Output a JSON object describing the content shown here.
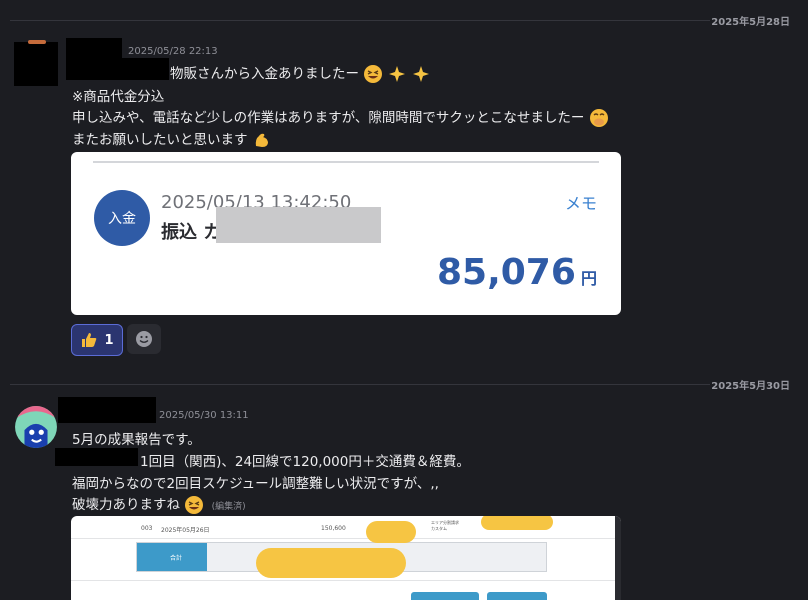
{
  "messages": [
    {
      "date_divider": "2025年5月28日",
      "timestamp": "2025/05/28 22:13",
      "lines": [
        "物販さんから入金ありましたー",
        "※商品代金分込",
        "申し込みや、電話など少しの作業はありますが、隙間時間でサクッとこなせましたー",
        "またお願いしたいと思います"
      ],
      "emoji": [
        "grinning-squint-emoji",
        "sparkles-emoji",
        "sparkles-emoji",
        "hand-over-mouth-emoji",
        "flexed-biceps-emoji"
      ],
      "attachment": {
        "badge": "入金",
        "datetime": "2025/05/13 13:42:50",
        "memo_label": "メモ",
        "transfer_label": "振込 カ",
        "amount": "85,076",
        "currency": "円",
        "accent_color": "#2f5ba6"
      },
      "reactions": [
        {
          "icon": "thumbs-up-icon",
          "count": "1"
        },
        {
          "icon": "add-reaction-icon"
        }
      ]
    },
    {
      "date_divider": "2025年5月30日",
      "timestamp": "2025/05/30 13:11",
      "lines": [
        "5月の成果報告です。",
        "1回目（関西)、24回線で120,000円＋交通費＆経費。",
        "福岡からなので2回目スケジュール調整難しい状況ですが、,,",
        "破壊力ありますね"
      ],
      "edited_label": "(編集済)",
      "attachment": {
        "row_no": "003",
        "row_date": "2025年05月26日",
        "row_amount": "150,600",
        "row_tag": "エリア分割請求\nカスタム",
        "sum_label": "合計"
      }
    }
  ]
}
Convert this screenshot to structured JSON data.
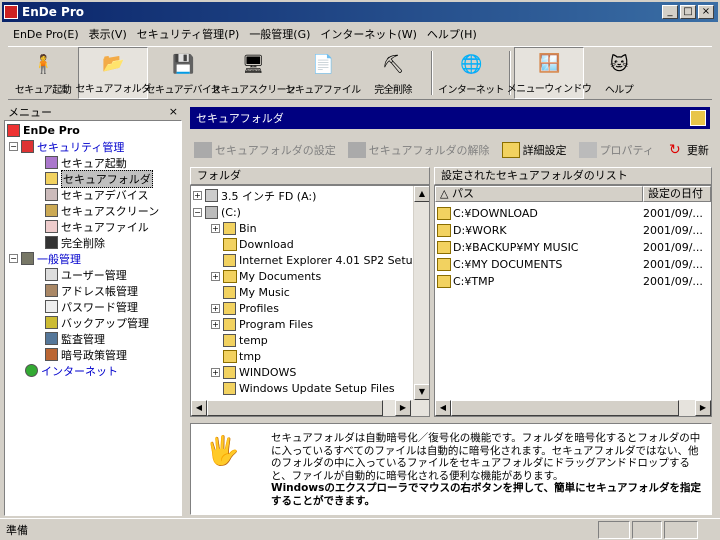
{
  "window": {
    "title": "EnDe Pro",
    "controls": [
      "_",
      "□",
      "×"
    ]
  },
  "menu": [
    "EnDe Pro(E)",
    "表示(V)",
    "セキュリティ管理(P)",
    "一般管理(G)",
    "インターネット(W)",
    "ヘルプ(H)"
  ],
  "toolbar": [
    {
      "label": "セキュア起動",
      "icon": "secure-boot-icon"
    },
    {
      "label": "セキュアフォルダ",
      "icon": "secure-folder-icon",
      "active": true
    },
    {
      "label": "セキュアデバイス",
      "icon": "secure-device-icon"
    },
    {
      "label": "セキュアスクリーン",
      "icon": "secure-screen-icon"
    },
    {
      "label": "セキュアファイル",
      "icon": "secure-file-icon"
    },
    {
      "label": "完全削除",
      "icon": "shovel-icon"
    },
    {
      "label": "インターネット",
      "icon": "internet-icon"
    },
    {
      "label": "メニューウィンドウ",
      "icon": "menu-window-icon"
    },
    {
      "label": "ヘルプ",
      "icon": "cat-help-icon"
    }
  ],
  "left_panel": {
    "title": "メニュー",
    "close": "×",
    "tree": [
      {
        "label": "EnDe Pro",
        "level": 0,
        "bold": true
      },
      {
        "label": "セキュリティ管理",
        "level": 1,
        "blue": true,
        "expander": "−"
      },
      {
        "label": "セキュア起動",
        "level": 2
      },
      {
        "label": "セキュアフォルダ",
        "level": 2,
        "selected": true
      },
      {
        "label": "セキュアデバイス",
        "level": 2
      },
      {
        "label": "セキュアスクリーン",
        "level": 2
      },
      {
        "label": "セキュアファイル",
        "level": 2
      },
      {
        "label": "完全削除",
        "level": 2
      },
      {
        "label": "一般管理",
        "level": 1,
        "blue": true,
        "expander": "−"
      },
      {
        "label": "ユーザー管理",
        "level": 2
      },
      {
        "label": "アドレス帳管理",
        "level": 2
      },
      {
        "label": "パスワード管理",
        "level": 2
      },
      {
        "label": "バックアップ管理",
        "level": 2
      },
      {
        "label": "監査管理",
        "level": 2
      },
      {
        "label": "暗号政策管理",
        "level": 2
      },
      {
        "label": "インターネット",
        "level": 1,
        "blue": true
      }
    ]
  },
  "right_panel": {
    "header": "セキュアフォルダ",
    "actions": [
      {
        "label": "セキュアフォルダの設定",
        "enabled": false
      },
      {
        "label": "セキュアフォルダの解除",
        "enabled": false
      },
      {
        "label": "詳細設定",
        "enabled": true
      },
      {
        "label": "プロパティ",
        "enabled": false
      },
      {
        "label": "更新",
        "enabled": true
      }
    ],
    "folder_header": "フォルダ",
    "folder_tree": [
      {
        "label": "3.5 インチ FD (A:)",
        "level": 0,
        "expander": "+"
      },
      {
        "label": "(C:)",
        "level": 0,
        "expander": "−"
      },
      {
        "label": "Bin",
        "level": 1,
        "expander": "+"
      },
      {
        "label": "Download",
        "level": 1,
        "locked": true
      },
      {
        "label": "Internet Explorer 4.01 SP2 Setup",
        "level": 1
      },
      {
        "label": "My Documents",
        "level": 1,
        "expander": "+",
        "locked": true
      },
      {
        "label": "My Music",
        "level": 1
      },
      {
        "label": "Profiles",
        "level": 1,
        "expander": "+"
      },
      {
        "label": "Program Files",
        "level": 1,
        "expander": "+"
      },
      {
        "label": "temp",
        "level": 1
      },
      {
        "label": "tmp",
        "level": 1,
        "locked": true
      },
      {
        "label": "WINDOWS",
        "level": 1,
        "expander": "+"
      },
      {
        "label": "Windows Update Setup Files",
        "level": 1
      }
    ],
    "list_header": "設定されたセキュアフォルダのリスト",
    "list_columns": [
      "パス",
      "設定の日付"
    ],
    "list_rows": [
      {
        "path": "C:¥DOWNLOAD",
        "date": "2001/09/..."
      },
      {
        "path": "D:¥WORK",
        "date": "2001/09/..."
      },
      {
        "path": "D:¥BACKUP¥MY MUSIC",
        "date": "2001/09/..."
      },
      {
        "path": "C:¥MY DOCUMENTS",
        "date": "2001/09/..."
      },
      {
        "path": "C:¥TMP",
        "date": "2001/09/..."
      }
    ],
    "info": {
      "text1": "セキュアフォルダは自動暗号化／復号化の機能です。フォルダを暗号化するとフォルダの中に入っているすべてのファイルは自動的に暗号化されます。セキュアフォルダではない、他のフォルダの中に入っているファイルをセキュアフォルダにドラッグアンドドロップすると、ファイルが自動的に暗号化される便利な機能があります。",
      "text2": "WindowsのエクスプローラでマウスのN右ボタンを押して、簡単にセキュアフォルダを指定することができます。"
    }
  },
  "status": {
    "text": "準備"
  }
}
──────────────────────────────
* _TASK DIRECTIONS_:
Copy every line of the records above that holds the word "EnDe".

* _FULL RESPONSE_:
    "title": "EnDe Pro",
    "EnDe Pro(E)",
        "label": "EnDe Pro",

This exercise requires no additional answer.